(Bounding box entries)
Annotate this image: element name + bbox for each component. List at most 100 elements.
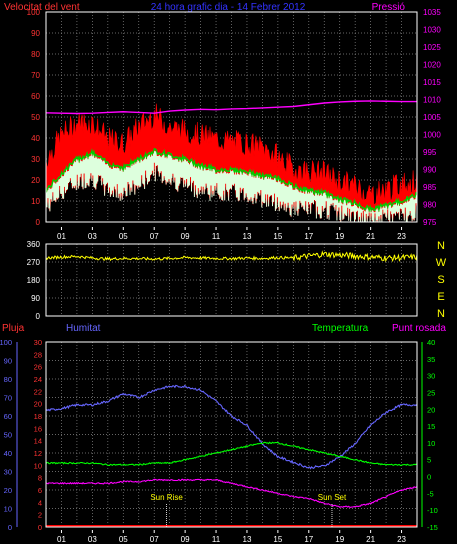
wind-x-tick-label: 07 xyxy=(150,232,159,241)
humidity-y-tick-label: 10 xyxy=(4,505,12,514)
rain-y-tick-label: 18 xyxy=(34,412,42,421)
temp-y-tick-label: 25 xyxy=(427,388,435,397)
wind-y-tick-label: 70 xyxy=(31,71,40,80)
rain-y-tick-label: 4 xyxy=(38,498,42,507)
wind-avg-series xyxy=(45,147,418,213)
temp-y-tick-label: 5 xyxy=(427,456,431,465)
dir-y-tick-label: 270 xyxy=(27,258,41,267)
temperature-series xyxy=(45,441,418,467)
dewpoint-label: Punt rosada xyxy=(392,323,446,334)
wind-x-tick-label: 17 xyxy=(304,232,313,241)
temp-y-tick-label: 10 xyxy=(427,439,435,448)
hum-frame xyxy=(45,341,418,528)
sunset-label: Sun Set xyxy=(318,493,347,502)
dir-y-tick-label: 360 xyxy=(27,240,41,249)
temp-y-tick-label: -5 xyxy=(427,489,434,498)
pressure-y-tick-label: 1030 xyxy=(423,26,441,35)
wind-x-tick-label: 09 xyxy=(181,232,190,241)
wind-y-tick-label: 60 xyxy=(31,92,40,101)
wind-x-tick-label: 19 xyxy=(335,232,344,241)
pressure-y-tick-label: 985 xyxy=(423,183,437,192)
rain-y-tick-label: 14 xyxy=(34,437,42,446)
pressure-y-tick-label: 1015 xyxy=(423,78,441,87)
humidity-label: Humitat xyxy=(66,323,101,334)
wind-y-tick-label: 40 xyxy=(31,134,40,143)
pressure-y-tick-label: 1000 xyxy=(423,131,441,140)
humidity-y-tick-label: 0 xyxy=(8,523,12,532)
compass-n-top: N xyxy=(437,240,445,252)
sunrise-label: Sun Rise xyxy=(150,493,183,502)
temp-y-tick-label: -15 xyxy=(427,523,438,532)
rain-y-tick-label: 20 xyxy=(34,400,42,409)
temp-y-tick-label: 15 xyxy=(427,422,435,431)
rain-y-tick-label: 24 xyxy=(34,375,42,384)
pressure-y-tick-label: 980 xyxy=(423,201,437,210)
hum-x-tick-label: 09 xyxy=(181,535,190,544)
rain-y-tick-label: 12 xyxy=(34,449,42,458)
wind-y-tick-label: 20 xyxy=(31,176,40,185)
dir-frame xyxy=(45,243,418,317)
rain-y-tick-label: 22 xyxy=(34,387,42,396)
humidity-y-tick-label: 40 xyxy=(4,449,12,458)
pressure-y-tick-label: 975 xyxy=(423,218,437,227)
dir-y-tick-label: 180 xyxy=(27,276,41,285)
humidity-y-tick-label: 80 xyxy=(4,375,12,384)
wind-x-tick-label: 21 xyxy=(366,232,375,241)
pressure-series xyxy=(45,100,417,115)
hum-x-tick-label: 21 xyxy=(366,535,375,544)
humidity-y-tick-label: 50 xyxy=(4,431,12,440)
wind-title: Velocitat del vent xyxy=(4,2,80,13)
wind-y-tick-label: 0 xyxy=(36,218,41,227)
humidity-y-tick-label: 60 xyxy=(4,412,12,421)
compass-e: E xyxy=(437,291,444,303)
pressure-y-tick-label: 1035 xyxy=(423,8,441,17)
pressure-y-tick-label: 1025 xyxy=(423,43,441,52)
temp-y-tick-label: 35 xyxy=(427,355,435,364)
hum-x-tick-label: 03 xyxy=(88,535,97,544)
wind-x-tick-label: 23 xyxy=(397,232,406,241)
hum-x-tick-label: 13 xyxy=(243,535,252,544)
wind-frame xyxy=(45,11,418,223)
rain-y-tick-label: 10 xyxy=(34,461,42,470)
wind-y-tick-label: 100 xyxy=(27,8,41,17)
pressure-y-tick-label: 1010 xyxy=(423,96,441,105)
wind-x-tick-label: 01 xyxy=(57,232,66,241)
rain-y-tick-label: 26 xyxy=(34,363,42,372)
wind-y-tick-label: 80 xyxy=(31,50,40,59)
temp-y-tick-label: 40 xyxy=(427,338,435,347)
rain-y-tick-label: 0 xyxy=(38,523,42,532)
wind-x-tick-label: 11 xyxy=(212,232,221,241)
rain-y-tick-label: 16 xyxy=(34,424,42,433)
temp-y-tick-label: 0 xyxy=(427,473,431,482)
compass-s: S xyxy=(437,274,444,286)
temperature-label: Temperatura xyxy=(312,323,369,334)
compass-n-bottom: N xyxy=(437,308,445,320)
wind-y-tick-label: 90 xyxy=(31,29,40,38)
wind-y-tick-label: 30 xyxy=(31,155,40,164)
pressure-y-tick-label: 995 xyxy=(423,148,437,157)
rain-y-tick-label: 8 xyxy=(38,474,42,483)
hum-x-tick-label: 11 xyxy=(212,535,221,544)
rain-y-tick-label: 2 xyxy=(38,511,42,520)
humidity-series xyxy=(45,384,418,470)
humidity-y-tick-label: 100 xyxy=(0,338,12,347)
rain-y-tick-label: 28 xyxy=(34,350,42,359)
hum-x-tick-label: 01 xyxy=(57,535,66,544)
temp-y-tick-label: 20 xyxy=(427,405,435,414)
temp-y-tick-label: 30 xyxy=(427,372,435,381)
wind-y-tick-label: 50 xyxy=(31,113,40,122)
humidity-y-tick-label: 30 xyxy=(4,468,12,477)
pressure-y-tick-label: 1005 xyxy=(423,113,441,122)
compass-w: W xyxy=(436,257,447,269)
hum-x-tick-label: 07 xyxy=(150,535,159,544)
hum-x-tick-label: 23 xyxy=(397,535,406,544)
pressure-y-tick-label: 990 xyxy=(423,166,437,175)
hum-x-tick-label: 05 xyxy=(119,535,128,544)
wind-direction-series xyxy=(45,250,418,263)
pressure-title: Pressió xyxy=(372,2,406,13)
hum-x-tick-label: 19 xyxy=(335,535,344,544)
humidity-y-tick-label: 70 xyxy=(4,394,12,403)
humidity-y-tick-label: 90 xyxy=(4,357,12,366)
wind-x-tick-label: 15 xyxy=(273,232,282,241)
==
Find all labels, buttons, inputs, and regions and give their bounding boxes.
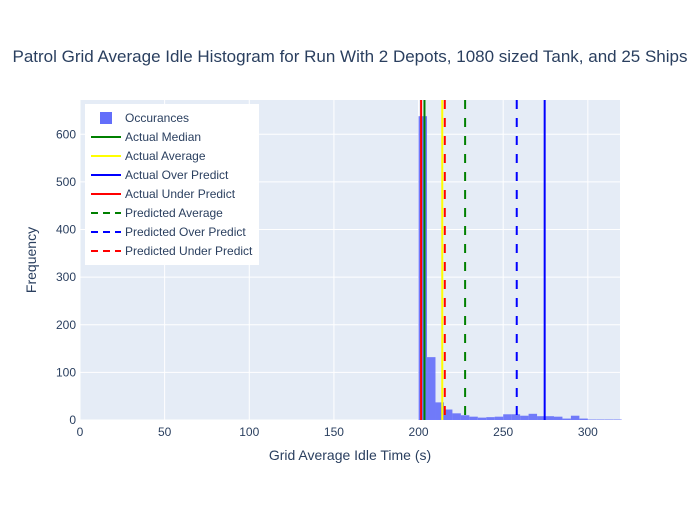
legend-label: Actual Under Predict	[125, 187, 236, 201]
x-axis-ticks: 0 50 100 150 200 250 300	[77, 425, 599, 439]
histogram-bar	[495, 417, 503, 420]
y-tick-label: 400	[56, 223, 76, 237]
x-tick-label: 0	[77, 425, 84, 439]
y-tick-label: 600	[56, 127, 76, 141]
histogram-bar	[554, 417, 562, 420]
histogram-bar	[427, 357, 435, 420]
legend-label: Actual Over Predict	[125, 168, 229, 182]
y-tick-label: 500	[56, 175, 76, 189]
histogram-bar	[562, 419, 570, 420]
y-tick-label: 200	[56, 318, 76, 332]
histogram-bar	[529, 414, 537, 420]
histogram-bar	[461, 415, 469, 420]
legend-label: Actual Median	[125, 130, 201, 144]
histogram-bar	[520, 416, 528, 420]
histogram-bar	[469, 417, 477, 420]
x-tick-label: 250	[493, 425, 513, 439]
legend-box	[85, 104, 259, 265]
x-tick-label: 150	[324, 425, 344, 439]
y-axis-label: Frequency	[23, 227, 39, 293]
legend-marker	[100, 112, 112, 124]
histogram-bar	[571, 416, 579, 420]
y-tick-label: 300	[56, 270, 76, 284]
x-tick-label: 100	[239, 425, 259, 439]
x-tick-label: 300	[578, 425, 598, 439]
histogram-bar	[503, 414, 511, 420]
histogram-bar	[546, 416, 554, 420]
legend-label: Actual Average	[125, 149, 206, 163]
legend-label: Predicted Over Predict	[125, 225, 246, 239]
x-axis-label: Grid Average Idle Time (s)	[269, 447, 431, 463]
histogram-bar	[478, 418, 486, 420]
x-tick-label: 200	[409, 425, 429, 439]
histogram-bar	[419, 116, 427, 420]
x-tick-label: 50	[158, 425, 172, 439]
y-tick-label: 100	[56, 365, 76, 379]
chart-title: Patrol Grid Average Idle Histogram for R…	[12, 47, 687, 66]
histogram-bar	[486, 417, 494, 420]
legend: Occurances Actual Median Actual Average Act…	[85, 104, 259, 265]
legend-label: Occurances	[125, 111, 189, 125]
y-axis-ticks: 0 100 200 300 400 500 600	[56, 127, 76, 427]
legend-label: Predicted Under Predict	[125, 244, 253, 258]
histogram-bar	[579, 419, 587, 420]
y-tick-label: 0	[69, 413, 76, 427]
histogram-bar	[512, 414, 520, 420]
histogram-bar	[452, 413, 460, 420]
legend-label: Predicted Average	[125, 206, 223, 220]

▶ _SHORT PROBLEM_:
Can you list everything from the line containing "legend-label: Actual Under" down to the line containing "425, 344, 439]" again, renaming "histogram-bar" to "hist-bar" and leaving the rest unchanged?

▶ _THE REPLY_:
legend-label: Actual Under Predict	[125, 187, 236, 201]
x-axis-ticks: 0 50 100 150 200 250 300	[77, 425, 599, 439]
hist-bar	[495, 417, 503, 420]
y-tick-label: 400	[56, 223, 76, 237]
x-tick-label: 0	[77, 425, 84, 439]
y-tick-label: 600	[56, 127, 76, 141]
hist-bar	[554, 417, 562, 420]
hist-bar	[427, 357, 435, 420]
legend-label: Actual Over Predict	[125, 168, 229, 182]
y-tick-label: 500	[56, 175, 76, 189]
hist-bar	[562, 419, 570, 420]
y-tick-label: 200	[56, 318, 76, 332]
hist-bar	[529, 414, 537, 420]
hist-bar	[461, 415, 469, 420]
legend-label: Actual Median	[125, 130, 201, 144]
hist-bar	[520, 416, 528, 420]
hist-bar	[469, 417, 477, 420]
x-tick-label: 250	[493, 425, 513, 439]
legend-box	[85, 104, 259, 265]
x-tick-label: 150	[324, 425, 344, 439]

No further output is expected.